** BEGIN Exercise materials **

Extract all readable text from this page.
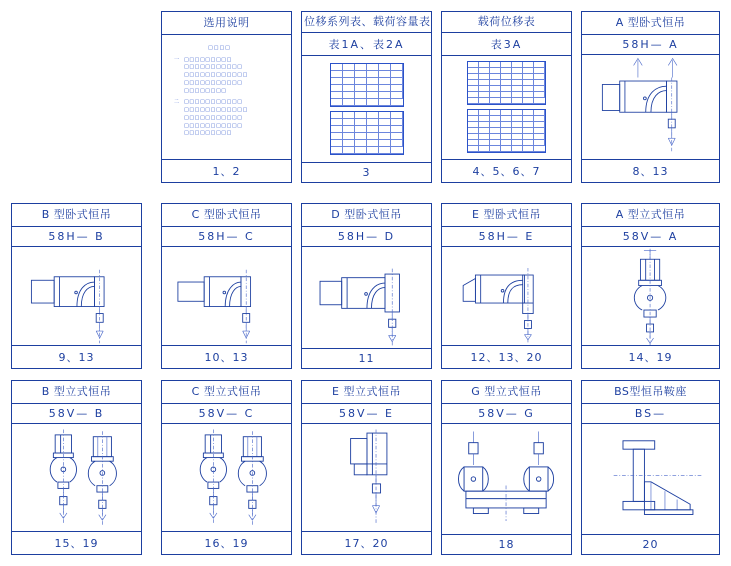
选用说明
□□□□
一 □□□□□□□□□
□□□□□□□□□□□
□□□□□□□□□□□□
□□□□□□□□□□□
□□□□□□□□
二 □□□□□□□□□□□
□□□□□□□□□□□□
□□□□□□□□□□□
□□□□□□□□□□□
□□□□□□□□□
1、2
位移系列表、载荷容量表
表1A、表2A
3
载荷位移表
表3A
4、5、6、7
A 型卧式恒吊
58H— A
8、13
B 型卧式恒吊
58H— B
9、13
C 型卧式恒吊
58H— C
10、13
D 型卧式恒吊
58H— D
11
E 型卧式恒吊
58H— E
12、13、20
A 型立式恒吊
58V— A
14、19
B 型立式恒吊
58V— B
15、19
C 型立式恒吊
58V— C
16、19
E 型立式恒吊
58V— E
17、20
G 型立式恒吊
58V— G
18
BS型恒吊鞍座
BS—
20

** END Exercise materials **

■ Directions for this task ■
Quote the material exactly. Pictures stay out.

■ Reply ■
Extract all readable text from this page.
选用说明
□□□□
一 □□□□□□□□□
□□□□□□□□□□□
□□□□□□□□□□□□
□□□□□□□□□□□
□□□□□□□□
二 □□□□□□□□□□□
□□□□□□□□□□□□
□□□□□□□□□□□
□□□□□□□□□□□
□□□□□□□□□
1、2
位移系列表、载荷容量表
表1A、表2A
3
载荷位移表
表3A
4、5、6、7
A 型卧式恒吊
58H— A
8、13
B 型卧式恒吊
58H— B
9、13
C 型卧式恒吊
58H— C
10、13
D 型卧式恒吊
58H— D
11
E 型卧式恒吊
58H— E
12、13、20
A 型立式恒吊
58V— A
14、19
B 型立式恒吊
58V— B
15、19
C 型立式恒吊
58V— C
16、19
E 型立式恒吊
58V— E
17、20
G 型立式恒吊
58V— G
18
BS型恒吊鞍座
BS—
20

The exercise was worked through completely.